• Work instructions: Print every entry, word for word, and skip the images.
━━━━━ Listing ━━━━━
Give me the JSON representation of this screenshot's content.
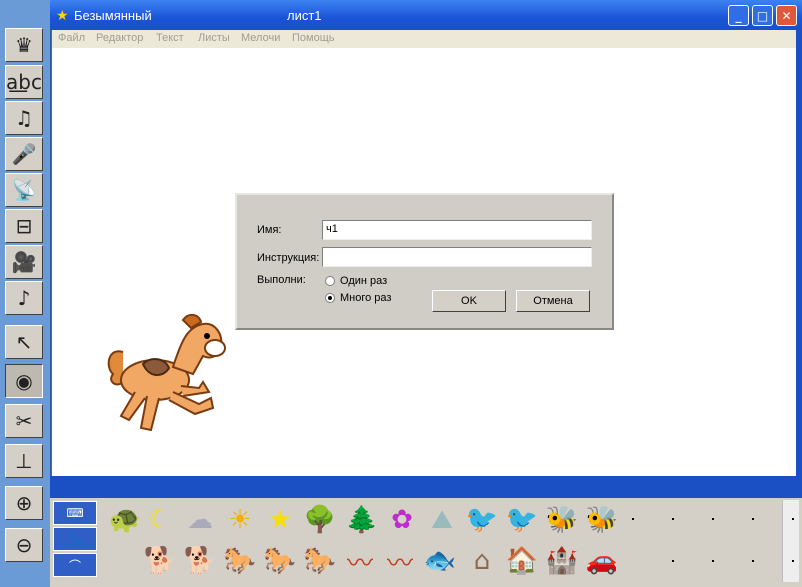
{
  "window": {
    "title": "Безымянный",
    "sheet": "лист1",
    "minimize_icon": "_",
    "maximize_icon": "□",
    "close_icon": "✕"
  },
  "menu": [
    "Файл",
    "Редактор",
    "Текст",
    "Листы",
    "Мелочи",
    "Помощь"
  ],
  "left_toolbar": [
    {
      "name": "new-turtle-icon",
      "glyph": "♛"
    },
    {
      "name": "text-box-icon",
      "glyph": "a͟bc"
    },
    {
      "name": "music-note-icon",
      "glyph": "♫"
    },
    {
      "name": "microphone-icon",
      "glyph": "🎤"
    },
    {
      "name": "satellite-dish-icon",
      "glyph": "📡"
    },
    {
      "name": "slider-icon",
      "glyph": "⊟"
    },
    {
      "name": "video-camera-icon",
      "glyph": "🎥"
    },
    {
      "name": "cd-music-icon",
      "glyph": "♪"
    },
    {
      "name": "pointer-icon",
      "glyph": "↖"
    },
    {
      "name": "eye-icon",
      "glyph": "◉"
    },
    {
      "name": "scissors-icon",
      "glyph": "✂"
    },
    {
      "name": "stamp-icon",
      "glyph": "⊥"
    },
    {
      "name": "zoom-in-icon",
      "glyph": "⊕"
    },
    {
      "name": "zoom-out-icon",
      "glyph": "⊖"
    }
  ],
  "dialog": {
    "name_label": "Имя:",
    "name_value": "ч1",
    "instruction_label": "Инструкция:",
    "instruction_value": "",
    "run_label": "Выполни:",
    "option_once": "Один раз",
    "option_many": "Много раз",
    "selected_option": "Много раз",
    "ok_label": "OK",
    "cancel_label": "Отмена"
  },
  "palette": {
    "tabs": [
      {
        "name": "keyboard-tab-icon",
        "glyph": "⌨"
      },
      {
        "name": "dog-tab-icon",
        "glyph": "🐾"
      },
      {
        "name": "shape-tab-icon",
        "glyph": "⌒"
      }
    ],
    "row1": [
      {
        "name": "turtle-icon",
        "glyph": "🐢"
      },
      {
        "name": "moon-icon",
        "glyph": "☾"
      },
      {
        "name": "cloud-icon",
        "glyph": "☁"
      },
      {
        "name": "sun-icon",
        "glyph": "☀"
      },
      {
        "name": "star-icon",
        "glyph": "★"
      },
      {
        "name": "tree-icon",
        "glyph": "🌳"
      },
      {
        "name": "pine-tree-icon",
        "glyph": "🌲"
      },
      {
        "name": "flower-icon",
        "glyph": "✿"
      },
      {
        "name": "mountain-icon",
        "glyph": "⛰"
      },
      {
        "name": "red-bird-icon",
        "glyph": "🐦"
      },
      {
        "name": "red-bird-2-icon",
        "glyph": "🐦"
      },
      {
        "name": "bee-icon",
        "glyph": "🐝"
      },
      {
        "name": "bee-2-icon",
        "glyph": "🐝"
      }
    ],
    "row2": [
      {
        "name": "dog-icon",
        "glyph": "🐕"
      },
      {
        "name": "dog-2-icon",
        "glyph": "🐕"
      },
      {
        "name": "horse-icon",
        "glyph": "🐎"
      },
      {
        "name": "horse-2-icon",
        "glyph": "🐎"
      },
      {
        "name": "horse-3-icon",
        "glyph": "🐎"
      },
      {
        "name": "snake-icon",
        "glyph": "〰"
      },
      {
        "name": "snake-2-icon",
        "glyph": "〰"
      },
      {
        "name": "fish-icon",
        "glyph": "🐟"
      },
      {
        "name": "hut-icon",
        "glyph": "⌂"
      },
      {
        "name": "house-icon",
        "glyph": "🏠"
      },
      {
        "name": "castle-icon",
        "glyph": "🏰"
      },
      {
        "name": "car-icon",
        "glyph": "🚗"
      }
    ]
  },
  "colors": {
    "titlebar": "#1b4fc4",
    "accent": "#3a6ea5",
    "dialog": "#cfcdc6"
  }
}
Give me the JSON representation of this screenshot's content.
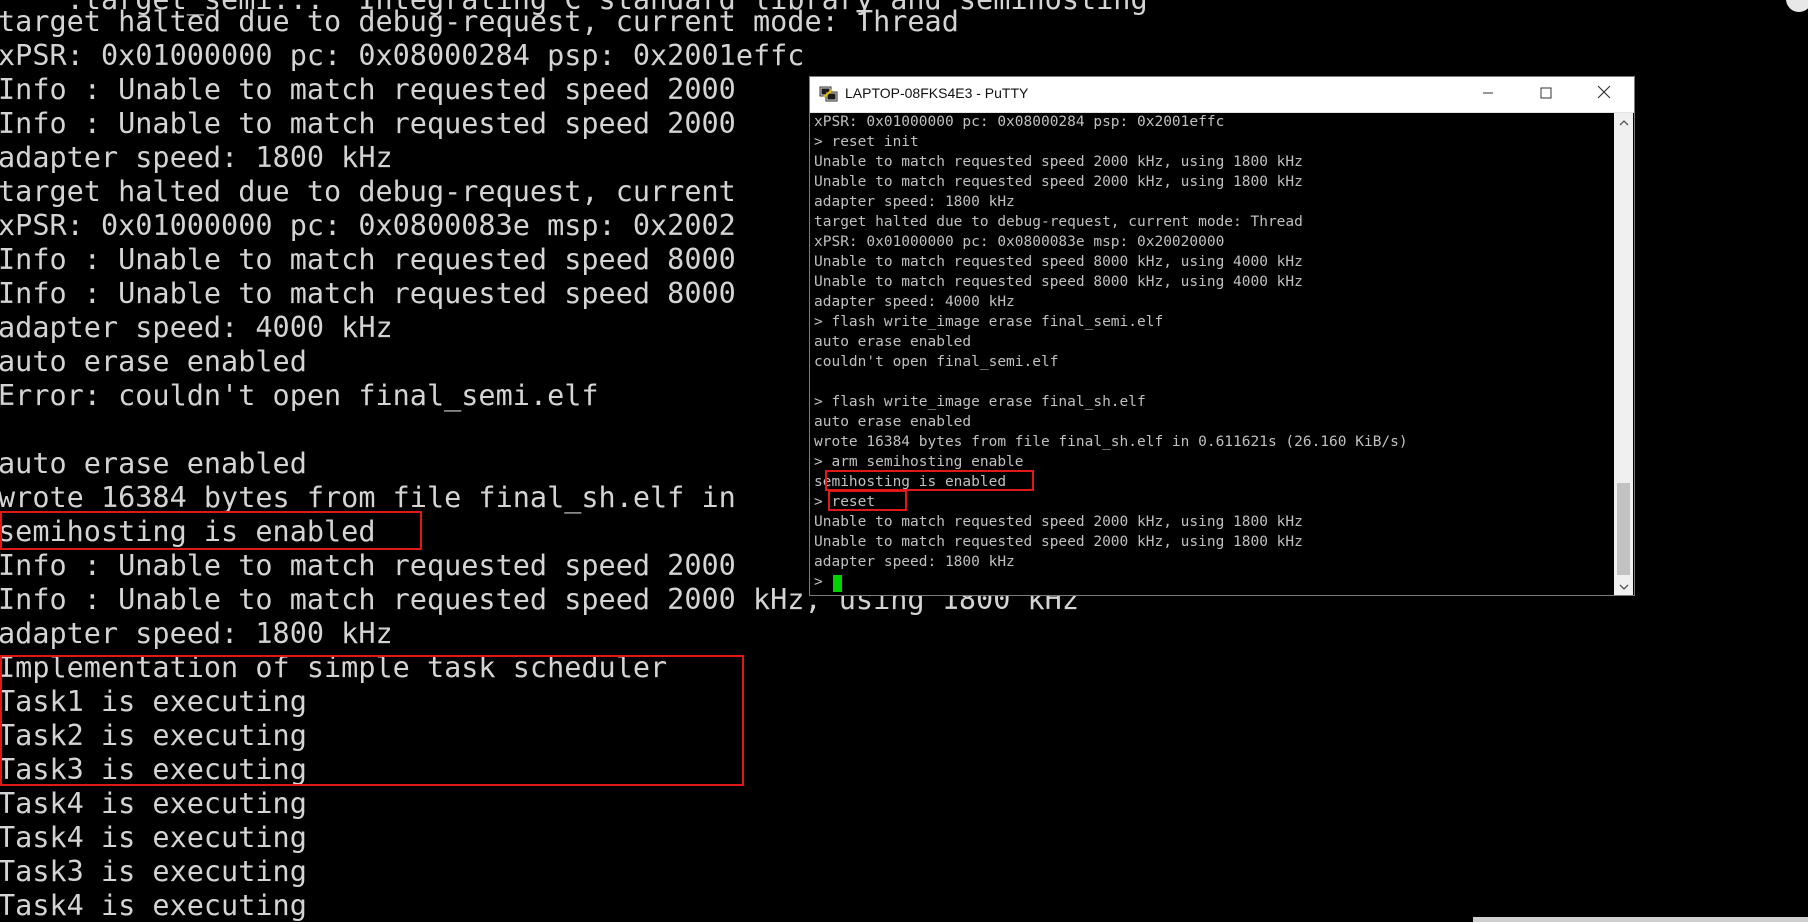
━━━━━
• Response:
Give me the JSON representation of this screenshot's content.
{
  "window": {
    "title": "Безымянный",
    "sheet": "лист1",
    "minimize_icon": "_",
    "maximize_icon": "□",
    "close_icon": "✕"
  },
  "menu": [
    "Файл",
    "Редактор",
    "Текст",
    "Листы",
    "Мелочи",
    "Помощь"
  ],
  "left_toolbar": [
    {
      "name": "new-turtle-icon",
      "glyph": "♛"
    },
    {
      "name": "text-box-icon",
      "glyph": "a͟bc"
    },
    {
      "name": "music-note-icon",
      "glyph": "♫"
    },
    {
      "name": "microphone-icon",
      "glyph": "🎤"
    },
    {
      "name": "satellite-dish-icon",
      "glyph": "📡"
    },
    {
      "name": "slider-icon",
      "glyph": "⊟"
    },
    {
      "name": "video-camera-icon",
      "glyph": "🎥"
    },
    {
      "name": "cd-music-icon",
      "glyph": "♪"
    },
    {
      "name": "pointer-icon",
      "glyph": "↖"
    },
    {
      "name": "eye-icon",
      "glyph": "◉"
    },
    {
      "name": "scissors-icon",
      "glyph": "✂"
    },
    {
      "name": "stamp-icon",
      "glyph": "⊥"
    },
    {
      "name": "zoom-in-icon",
      "glyph": "⊕"
    },
    {
      "name": "zoom-out-icon",
      "glyph": "⊖"
    }
  ],
  "dialog": {
    "name_label": "Имя:",
    "name_value": "ч1",
    "instruction_label": "Инструкция:",
    "instruction_value": "",
    "run_label": "Выполни:",
    "option_once": "Один раз",
    "option_many": "Много раз",
    "selected_option": "Много раз",
    "ok_label": "OK",
    "cancel_label": "Отмена"
  },
  "palette": {
    "tabs": [
      {
        "name": "keyboard-tab-icon",
        "glyph": "⌨"
      },
      {
        "name": "dog-tab-icon",
        "glyph": "🐾"
      },
      {
        "name": "shape-tab-icon",
        "glyph": "⌒"
      }
    ],
    "row1": [
      {
        "name": "turtle-icon",
        "glyph": "🐢"
      },
      {
        "name": "moon-icon",
        "glyph": "☾"
      },
      {
        "name": "cloud-icon",
        "glyph": "☁"
      },
      {
        "name": "sun-icon",
        "glyph": "☀"
      },
      {
        "name": "star-icon",
        "glyph": "★"
      },
      {
        "name": "tree-icon",
        "glyph": "🌳"
      },
      {
        "name": "pine-tree-icon",
        "glyph": "🌲"
      },
      {
        "name": "flower-icon",
        "glyph": "✿"
      },
      {
        "name": "mountain-icon",
        "glyph": "⛰"
      },
      {
        "name": "red-bird-icon",
        "glyph": "🐦"
      },
      {
        "name": "red-bird-2-icon",
        "glyph": "🐦"
      },
      {
        "name": "bee-icon",
        "glyph": "🐝"
      },
      {
        "name": "bee-2-icon",
        "glyph": "🐝"
      }
    ],
    "row2": [
      {
        "name": "dog-icon",
        "glyph": "🐕"
      },
      {
        "name": "dog-2-icon",
        "glyph": "🐕"
      },
      {
        "name": "horse-icon",
        "glyph": "🐎"
      },
      {
        "name": "horse-2-icon",
        "glyph": "🐎"
      },
      {
        "name": "horse-3-icon",
        "glyph": "🐎"
      },
      {
        "name": "snake-icon",
        "glyph": "〰"
      },
      {
        "name": "snake-2-icon",
        "glyph": "〰"
      },
      {
        "name": "fish-icon",
        "glyph": "🐟"
      },
      {
        "name": "hut-icon",
        "glyph": "⌂"
      },
      {
        "name": "house-icon",
        "glyph": "🏠"
      },
      {
        "name": "castle-icon",
        "glyph": "🏰"
      },
      {
        "name": "car-icon",
        "glyph": "🚗"
      }
    ]
  },
  "colors": {
    "titlebar": "#1b4fc4",
    "accent": "#3a6ea5",
    "dialog": "#cfcdc6"
  }
}
Give me the JSON representation of this screenshot's content.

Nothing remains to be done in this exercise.